WHAT IS BEING ASKED: Scan the listing below and copy every line holding "APPROVED".

SOURCE RECORDS:
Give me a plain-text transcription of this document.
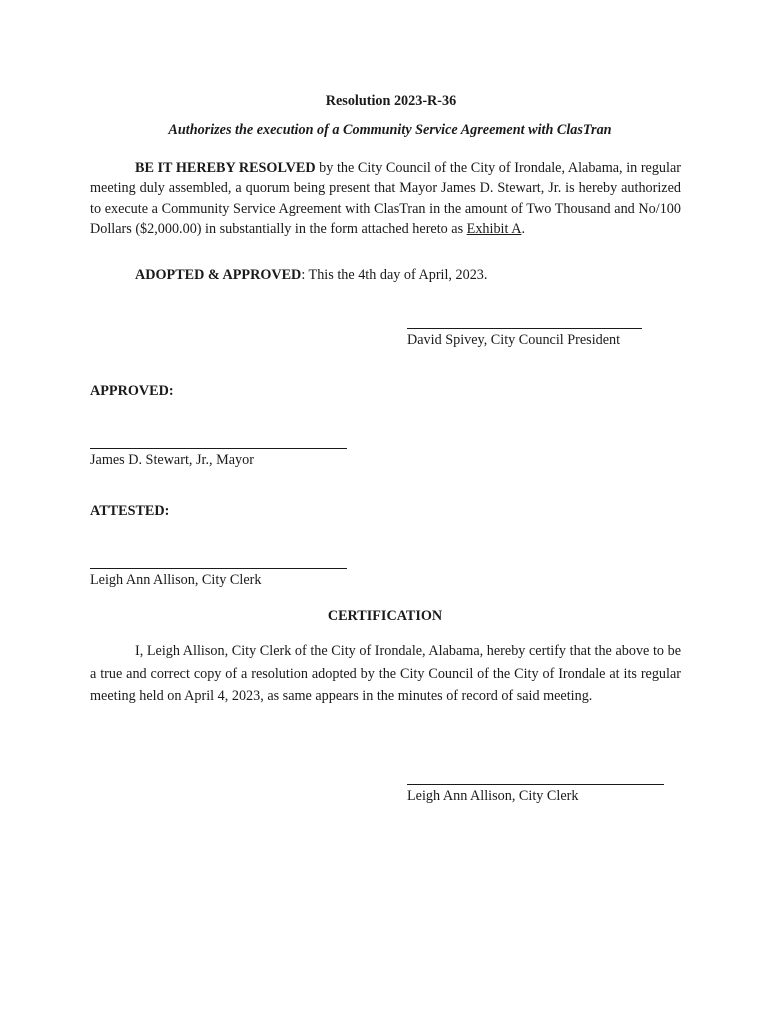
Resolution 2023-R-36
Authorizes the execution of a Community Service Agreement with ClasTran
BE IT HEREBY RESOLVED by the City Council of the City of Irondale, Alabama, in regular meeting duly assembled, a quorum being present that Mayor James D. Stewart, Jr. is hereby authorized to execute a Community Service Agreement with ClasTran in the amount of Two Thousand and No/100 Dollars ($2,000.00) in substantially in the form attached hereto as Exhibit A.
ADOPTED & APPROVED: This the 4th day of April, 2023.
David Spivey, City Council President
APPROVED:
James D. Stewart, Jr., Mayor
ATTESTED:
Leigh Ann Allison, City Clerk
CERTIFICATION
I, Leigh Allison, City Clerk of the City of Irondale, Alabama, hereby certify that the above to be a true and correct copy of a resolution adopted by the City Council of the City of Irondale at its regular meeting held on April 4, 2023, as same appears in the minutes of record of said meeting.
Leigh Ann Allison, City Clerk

...

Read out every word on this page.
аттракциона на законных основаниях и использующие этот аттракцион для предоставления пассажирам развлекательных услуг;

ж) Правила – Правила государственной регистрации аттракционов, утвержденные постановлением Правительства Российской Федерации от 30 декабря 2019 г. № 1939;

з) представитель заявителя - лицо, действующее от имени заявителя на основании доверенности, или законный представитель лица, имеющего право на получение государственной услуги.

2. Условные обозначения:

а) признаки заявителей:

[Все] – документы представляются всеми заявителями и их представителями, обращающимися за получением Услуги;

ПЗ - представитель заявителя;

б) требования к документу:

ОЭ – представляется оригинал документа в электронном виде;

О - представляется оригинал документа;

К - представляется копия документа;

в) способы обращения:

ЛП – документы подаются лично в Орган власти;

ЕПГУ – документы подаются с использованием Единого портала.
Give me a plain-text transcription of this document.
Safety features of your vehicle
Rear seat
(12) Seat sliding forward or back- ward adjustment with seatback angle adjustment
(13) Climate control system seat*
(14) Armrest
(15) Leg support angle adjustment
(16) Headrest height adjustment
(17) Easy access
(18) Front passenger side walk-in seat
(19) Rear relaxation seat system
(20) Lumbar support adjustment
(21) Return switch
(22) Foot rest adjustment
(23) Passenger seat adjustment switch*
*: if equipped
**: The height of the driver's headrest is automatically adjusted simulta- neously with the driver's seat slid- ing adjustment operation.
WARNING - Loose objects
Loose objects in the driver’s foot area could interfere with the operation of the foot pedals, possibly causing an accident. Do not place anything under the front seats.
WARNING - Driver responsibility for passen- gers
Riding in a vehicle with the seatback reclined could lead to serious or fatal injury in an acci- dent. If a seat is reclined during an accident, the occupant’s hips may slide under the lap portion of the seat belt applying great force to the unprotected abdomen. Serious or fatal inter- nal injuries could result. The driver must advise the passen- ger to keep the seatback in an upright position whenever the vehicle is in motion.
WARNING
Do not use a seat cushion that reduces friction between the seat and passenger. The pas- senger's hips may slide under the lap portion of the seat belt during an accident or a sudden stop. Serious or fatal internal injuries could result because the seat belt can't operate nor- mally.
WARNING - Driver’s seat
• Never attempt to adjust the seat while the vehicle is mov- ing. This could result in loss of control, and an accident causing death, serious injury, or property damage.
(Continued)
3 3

THE COMPLETED TASK:
ADOPTED & APPROVED: This the 4th day of April, 2023.
APPROVED:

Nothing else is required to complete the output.